Provided entries ->
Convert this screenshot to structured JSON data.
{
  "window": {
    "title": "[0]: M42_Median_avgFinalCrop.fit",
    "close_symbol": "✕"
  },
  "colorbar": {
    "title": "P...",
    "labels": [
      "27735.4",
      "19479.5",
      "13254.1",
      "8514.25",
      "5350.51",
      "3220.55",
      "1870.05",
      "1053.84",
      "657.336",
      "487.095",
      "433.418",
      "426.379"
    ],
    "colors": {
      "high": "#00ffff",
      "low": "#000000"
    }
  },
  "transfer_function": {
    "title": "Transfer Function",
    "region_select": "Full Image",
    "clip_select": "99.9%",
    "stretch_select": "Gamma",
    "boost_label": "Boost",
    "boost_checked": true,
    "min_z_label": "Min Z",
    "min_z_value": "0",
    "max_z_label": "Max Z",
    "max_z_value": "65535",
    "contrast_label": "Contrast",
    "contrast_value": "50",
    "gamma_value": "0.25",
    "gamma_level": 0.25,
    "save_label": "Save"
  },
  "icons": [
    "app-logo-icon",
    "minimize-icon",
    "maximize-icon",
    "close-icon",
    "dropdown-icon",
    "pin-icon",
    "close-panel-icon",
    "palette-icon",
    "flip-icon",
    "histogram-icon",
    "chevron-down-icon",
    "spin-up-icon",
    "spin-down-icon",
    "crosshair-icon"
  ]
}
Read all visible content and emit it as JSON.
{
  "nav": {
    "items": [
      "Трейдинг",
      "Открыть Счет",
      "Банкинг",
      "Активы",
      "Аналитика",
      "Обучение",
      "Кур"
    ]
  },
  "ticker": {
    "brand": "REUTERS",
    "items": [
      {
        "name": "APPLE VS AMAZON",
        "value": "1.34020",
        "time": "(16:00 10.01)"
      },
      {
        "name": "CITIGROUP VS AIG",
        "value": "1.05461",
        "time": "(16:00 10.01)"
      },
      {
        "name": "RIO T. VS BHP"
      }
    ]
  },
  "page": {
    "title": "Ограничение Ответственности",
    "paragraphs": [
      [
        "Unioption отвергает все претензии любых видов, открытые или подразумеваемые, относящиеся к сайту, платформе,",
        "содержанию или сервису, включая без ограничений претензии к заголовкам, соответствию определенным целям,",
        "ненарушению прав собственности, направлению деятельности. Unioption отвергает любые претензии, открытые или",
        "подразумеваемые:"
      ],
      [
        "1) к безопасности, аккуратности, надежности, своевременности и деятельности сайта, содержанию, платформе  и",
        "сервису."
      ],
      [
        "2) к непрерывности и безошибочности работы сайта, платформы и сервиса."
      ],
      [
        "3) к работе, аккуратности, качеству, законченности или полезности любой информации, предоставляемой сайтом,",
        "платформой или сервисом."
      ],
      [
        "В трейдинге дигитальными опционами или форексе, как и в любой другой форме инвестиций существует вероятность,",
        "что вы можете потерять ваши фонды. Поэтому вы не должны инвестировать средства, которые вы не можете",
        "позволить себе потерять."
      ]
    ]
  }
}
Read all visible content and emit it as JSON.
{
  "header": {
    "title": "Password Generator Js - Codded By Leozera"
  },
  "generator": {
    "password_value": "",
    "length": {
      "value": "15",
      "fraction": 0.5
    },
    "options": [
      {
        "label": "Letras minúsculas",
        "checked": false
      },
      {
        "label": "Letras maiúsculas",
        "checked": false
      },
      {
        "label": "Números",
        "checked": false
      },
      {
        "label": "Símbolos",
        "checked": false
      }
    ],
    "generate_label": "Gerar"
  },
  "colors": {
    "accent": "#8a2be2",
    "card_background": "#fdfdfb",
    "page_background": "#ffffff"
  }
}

Requirement -> Set down every record above exactly as given.

Response to the task ->
Convert this screenshot to structured JSON data.
{
  "window": {
    "title": "[0]: M42_Median_avgFinalCrop.fit",
    "close_symbol": "✕"
  },
  "colorbar": {
    "title": "P...",
    "labels": [
      "27735.4",
      "19479.5",
      "13254.1",
      "8514.25",
      "5350.51",
      "3220.55",
      "1870.05",
      "1053.84",
      "657.336",
      "487.095",
      "433.418",
      "426.379"
    ],
    "colors": {
      "high": "#00ffff",
      "low": "#000000"
    }
  },
  "transfer_function": {
    "title": "Transfer Function",
    "region_select": "Full Image",
    "clip_select": "99.9%",
    "stretch_select": "Gamma",
    "boost_label": "Boost",
    "boost_checked": true,
    "min_z_label": "Min Z",
    "min_z_value": "0",
    "max_z_label": "Max Z",
    "max_z_value": "65535",
    "contrast_label": "Contrast",
    "contrast_value": "50",
    "gamma_value": "0.25",
    "gamma_level": 0.25,
    "save_label": "Save"
  },
  "icons": [
    "app-logo-icon",
    "minimize-icon",
    "maximize-icon",
    "close-icon",
    "dropdown-icon",
    "pin-icon",
    "close-panel-icon",
    "palette-icon",
    "flip-icon",
    "histogram-icon",
    "chevron-down-icon",
    "spin-up-icon",
    "spin-down-icon",
    "crosshair-icon"
  ]
}
Read all visible content and emit it as JSON.
{
  "nav": {
    "items": [
      "Трейдинг",
      "Открыть Счет",
      "Банкинг",
      "Активы",
      "Аналитика",
      "Обучение",
      "Кур"
    ]
  },
  "ticker": {
    "brand": "REUTERS",
    "items": [
      {
        "name": "APPLE VS AMAZON",
        "value": "1.34020",
        "time": "(16:00 10.01)"
      },
      {
        "name": "CITIGROUP VS AIG",
        "value": "1.05461",
        "time": "(16:00 10.01)"
      },
      {
        "name": "RIO T. VS BHP"
      }
    ]
  },
  "page": {
    "title": "Ограничение Ответственности",
    "paragraphs": [
      [
        "Unioption отвергает все претензии любых видов, открытые или подразумеваемые, относящиеся к сайту, платформе,",
        "содержанию или сервису, включая без ограничений претензии к заголовкам, соответствию определенным целям,",
        "ненарушению прав собственности, направлению деятельности. Unioption отвергает любые претензии, открытые или",
        "подразумеваемые:"
      ],
      [
        "1) к безопасности, аккуратности, надежности, своевременности и деятельности сайта, содержанию, платформе  и",
        "сервису."
      ],
      [
        "2) к непрерывности и безошибочности работы сайта, платформы и сервиса."
      ],
      [
        "3) к работе, аккуратности, качеству, законченности или полезности любой информации, предоставляемой сайтом,",
        "платформой или сервисом."
      ],
      [
        "В трейдинге дигитальными опционами или форексе, как и в любой другой форме инвестиций существует вероятность,",
        "что вы можете потерять ваши фонды. Поэтому вы не должны инвестировать средства, которые вы не можете",
        "позволить себе потерять."
      ]
    ]
  }
}
Read all visible content and emit it as JSON.
{
  "header": {
    "title": "Password Generator Js - Codded By Leozera"
  },
  "generator": {
    "password_value": "",
    "length": {
      "value": "15",
      "fraction": 0.5
    },
    "options": [
      {
        "label": "Letras minúsculas",
        "checked": false
      },
      {
        "label": "Letras maiúsculas",
        "checked": false
      },
      {
        "label": "Números",
        "checked": false
      },
      {
        "label": "Símbolos",
        "checked": false
      }
    ],
    "generate_label": "Gerar"
  },
  "colors": {
    "accent": "#8a2be2",
    "card_background": "#fdfdfb",
    "page_background": "#ffffff"
  }
}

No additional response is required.